» WHAT TO DO
Repeat the records in full and exactly, omitting pictures.

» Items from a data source
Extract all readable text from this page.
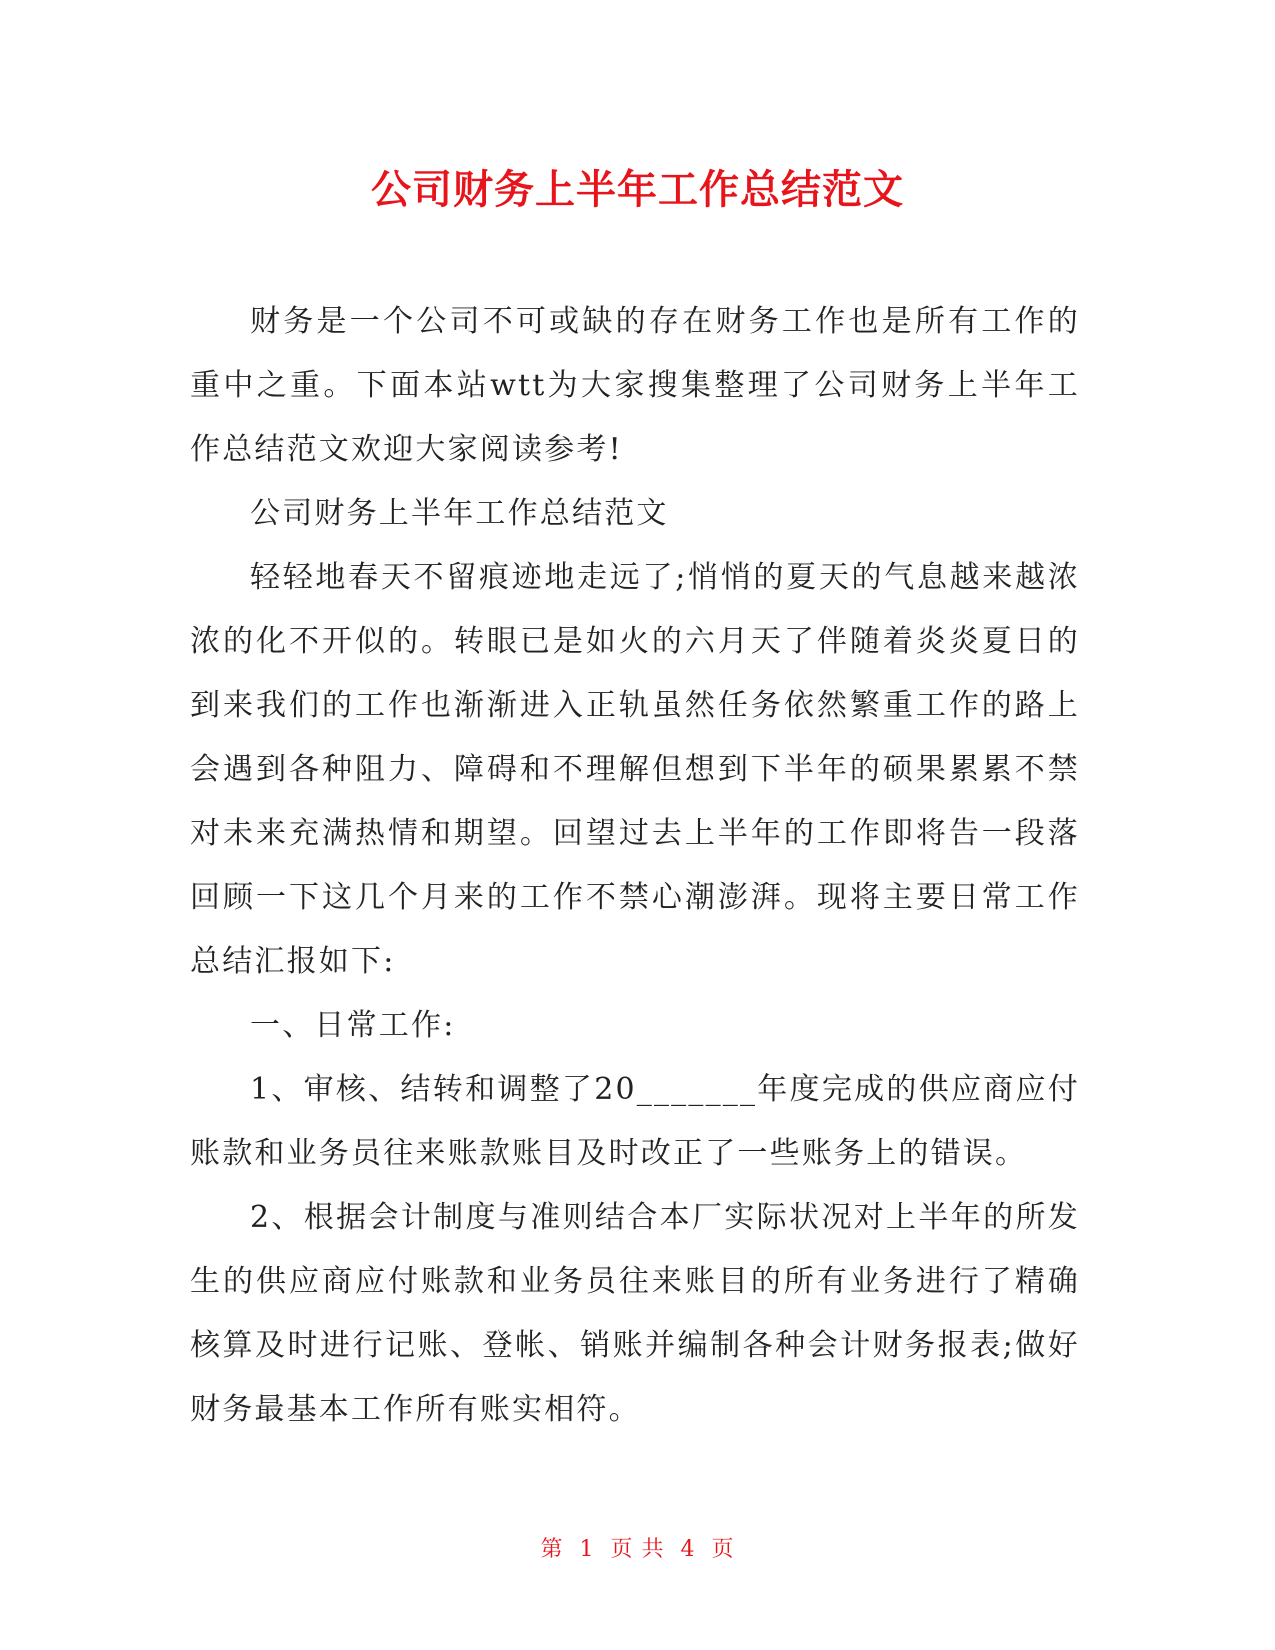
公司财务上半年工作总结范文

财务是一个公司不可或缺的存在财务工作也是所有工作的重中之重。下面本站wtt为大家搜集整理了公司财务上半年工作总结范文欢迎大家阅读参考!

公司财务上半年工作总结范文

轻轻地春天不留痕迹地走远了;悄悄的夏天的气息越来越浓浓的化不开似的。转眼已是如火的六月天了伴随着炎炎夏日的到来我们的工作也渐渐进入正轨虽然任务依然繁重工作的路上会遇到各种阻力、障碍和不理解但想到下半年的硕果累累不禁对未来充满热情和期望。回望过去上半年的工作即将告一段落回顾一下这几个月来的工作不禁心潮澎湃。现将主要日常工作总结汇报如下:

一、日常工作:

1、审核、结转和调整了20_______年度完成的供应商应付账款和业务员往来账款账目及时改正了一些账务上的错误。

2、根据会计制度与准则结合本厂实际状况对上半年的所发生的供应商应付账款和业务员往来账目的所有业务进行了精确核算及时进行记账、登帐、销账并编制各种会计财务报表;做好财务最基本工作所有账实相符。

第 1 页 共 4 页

» WRITTEN REPLY
Extract all readable text from this page.
公司财务上半年工作总结范文

财务是一个公司不可或缺的存在财务工作也是所有工作的重中之重。下面本站wtt为大家搜集整理了公司财务上半年工作总结范文欢迎大家阅读参考!

公司财务上半年工作总结范文

轻轻地春天不留痕迹地走远了;悄悄的夏天的气息越来越浓浓的化不开似的。转眼已是如火的六月天了伴随着炎炎夏日的到来我们的工作也渐渐进入正轨虽然任务依然繁重工作的路上会遇到各种阻力、障碍和不理解但想到下半年的硕果累累不禁对未来充满热情和期望。回望过去上半年的工作即将告一段落回顾一下这几个月来的工作不禁心潮澎湃。现将主要日常工作总结汇报如下:

一、日常工作:

1、审核、结转和调整了20_______年度完成的供应商应付账款和业务员往来账款账目及时改正了一些账务上的错误。

2、根据会计制度与准则结合本厂实际状况对上半年的所发生的供应商应付账款和业务员往来账目的所有业务进行了精确核算及时进行记账、登帐、销账并编制各种会计财务报表;做好财务最基本工作所有账实相符。

第 1 页 共 4 页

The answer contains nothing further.